Requirement: Each line of the listing must be transcribed exactly, except for the images, which should be excluded.

-- START Source material --

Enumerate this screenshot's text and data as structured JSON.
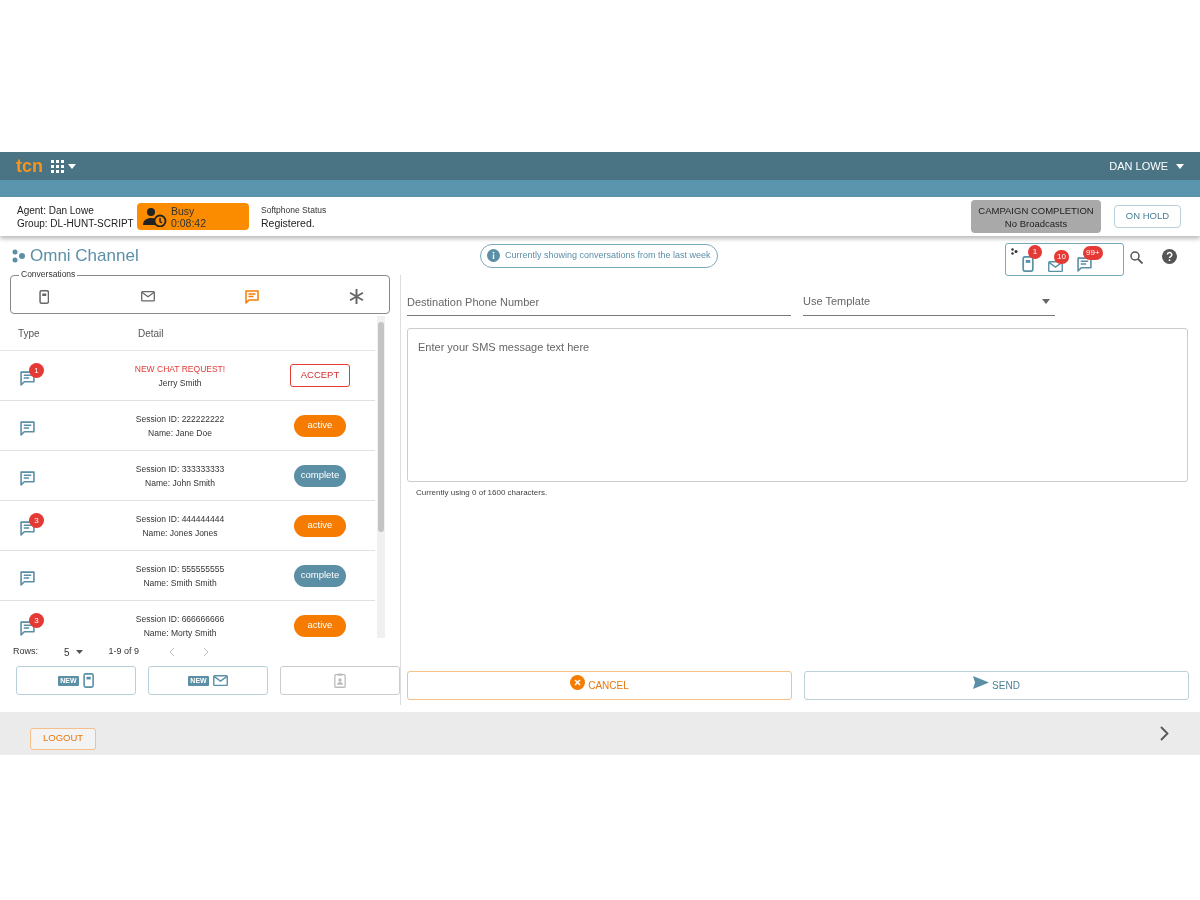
{
  "header": {
    "logo": "tcn",
    "user": "DAN LOWE"
  },
  "agent": {
    "agent": "Agent: Dan Lowe",
    "group": "Group: DL-HUNT-SCRIPT",
    "status": "Busy",
    "timer": "0:08:42",
    "softphone_label": "Softphone Status",
    "softphone_status": "Registered.",
    "campaign_title": "CAMPAIGN COMPLETION",
    "campaign_detail": "No Broadcasts",
    "hold_button": "ON HOLD"
  },
  "title": "Omni Channel",
  "info": "Currently showing conversations from the last week",
  "channel_counts": [
    {
      "kind": "phone",
      "count": "1"
    },
    {
      "kind": "mail",
      "count": "10"
    },
    {
      "kind": "chat",
      "count": "99+"
    }
  ],
  "conversations": {
    "legend": "Conversations",
    "tabs": [
      {
        "kind": "phone",
        "selected": false
      },
      {
        "kind": "mail",
        "selected": false
      },
      {
        "kind": "chat",
        "selected": true
      },
      {
        "kind": "asterisk",
        "selected": false
      }
    ]
  },
  "table": {
    "columns": [
      "Type",
      "Detail"
    ],
    "rows": [
      {
        "kind": "request",
        "unread": "1",
        "line1": "NEW CHAT REQUEST!",
        "line2": "Jerry Smith",
        "action": "ACCEPT"
      },
      {
        "kind": "session",
        "line1": "Session ID: 222222222",
        "line2": "Name: Jane Doe",
        "status": "active",
        "color": "#f57c00"
      },
      {
        "kind": "session",
        "line1": "Session ID: 333333333",
        "line2": "Name: John Smith",
        "status": "complete",
        "color": "#5b8fa6"
      },
      {
        "kind": "session",
        "unread": "3",
        "line1": "Session ID: 444444444",
        "line2": "Name: Jones Jones",
        "status": "active",
        "color": "#f57c00"
      },
      {
        "kind": "session",
        "line1": "Session ID: 555555555",
        "line2": "Name: Smith Smith",
        "status": "complete",
        "color": "#5b8fa6"
      },
      {
        "kind": "session",
        "unread": "3",
        "line1": "Session ID: 666666666",
        "line2": "Name: Morty Smith",
        "status": "active",
        "color": "#f57c00"
      }
    ]
  },
  "pagination": {
    "rows_label": "Rows:",
    "rows_value": "5",
    "range": "1-9 of 9"
  },
  "new_buttons": [
    {
      "kind": "phone",
      "badge": "NEW",
      "disabled": false
    },
    {
      "kind": "mail",
      "badge": "NEW",
      "disabled": false
    },
    {
      "kind": "contact",
      "disabled": true
    }
  ],
  "compose": {
    "phone_placeholder": "Destination Phone Number",
    "template_placeholder": "Use Template",
    "message_placeholder": "Enter your SMS message text here",
    "char_count": "Currently using 0 of 1600 characters.",
    "cancel": "CANCEL",
    "send": "SEND"
  },
  "footer": {
    "logout": "LOGOUT"
  }
}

-- END Source material --

Task solution:
Enumerate this screenshot's text and data as structured JSON.
{
  "header": {
    "logo": "tcn",
    "user": "DAN LOWE"
  },
  "agent": {
    "agent": "Agent: Dan Lowe",
    "group": "Group: DL-HUNT-SCRIPT",
    "status": "Busy",
    "timer": "0:08:42",
    "softphone_label": "Softphone Status",
    "softphone_status": "Registered.",
    "campaign_title": "CAMPAIGN COMPLETION",
    "campaign_detail": "No Broadcasts",
    "hold_button": "ON HOLD"
  },
  "title": "Omni Channel",
  "info": "Currently showing conversations from the last week",
  "channel_counts": [
    {
      "kind": "phone",
      "count": "1"
    },
    {
      "kind": "mail",
      "count": "10"
    },
    {
      "kind": "chat",
      "count": "99+"
    }
  ],
  "conversations": {
    "legend": "Conversations",
    "tabs": [
      {
        "kind": "phone",
        "selected": false
      },
      {
        "kind": "mail",
        "selected": false
      },
      {
        "kind": "chat",
        "selected": true
      },
      {
        "kind": "asterisk",
        "selected": false
      }
    ]
  },
  "table": {
    "columns": [
      "Type",
      "Detail"
    ],
    "rows": [
      {
        "kind": "request",
        "unread": "1",
        "line1": "NEW CHAT REQUEST!",
        "line2": "Jerry Smith",
        "action": "ACCEPT"
      },
      {
        "kind": "session",
        "line1": "Session ID: 222222222",
        "line2": "Name: Jane Doe",
        "status": "active",
        "color": "#f57c00"
      },
      {
        "kind": "session",
        "line1": "Session ID: 333333333",
        "line2": "Name: John Smith",
        "status": "complete",
        "color": "#5b8fa6"
      },
      {
        "kind": "session",
        "unread": "3",
        "line1": "Session ID: 444444444",
        "line2": "Name: Jones Jones",
        "status": "active",
        "color": "#f57c00"
      },
      {
        "kind": "session",
        "line1": "Session ID: 555555555",
        "line2": "Name: Smith Smith",
        "status": "complete",
        "color": "#5b8fa6"
      },
      {
        "kind": "session",
        "unread": "3",
        "line1": "Session ID: 666666666",
        "line2": "Name: Morty Smith",
        "status": "active",
        "color": "#f57c00"
      }
    ]
  },
  "pagination": {
    "rows_label": "Rows:",
    "rows_value": "5",
    "range": "1-9 of 9"
  },
  "new_buttons": [
    {
      "kind": "phone",
      "badge": "NEW",
      "disabled": false
    },
    {
      "kind": "mail",
      "badge": "NEW",
      "disabled": false
    },
    {
      "kind": "contact",
      "disabled": true
    }
  ],
  "compose": {
    "phone_placeholder": "Destination Phone Number",
    "template_placeholder": "Use Template",
    "message_placeholder": "Enter your SMS message text here",
    "char_count": "Currently using 0 of 1600 characters.",
    "cancel": "CANCEL",
    "send": "SEND"
  },
  "footer": {
    "logout": "LOGOUT"
  }
}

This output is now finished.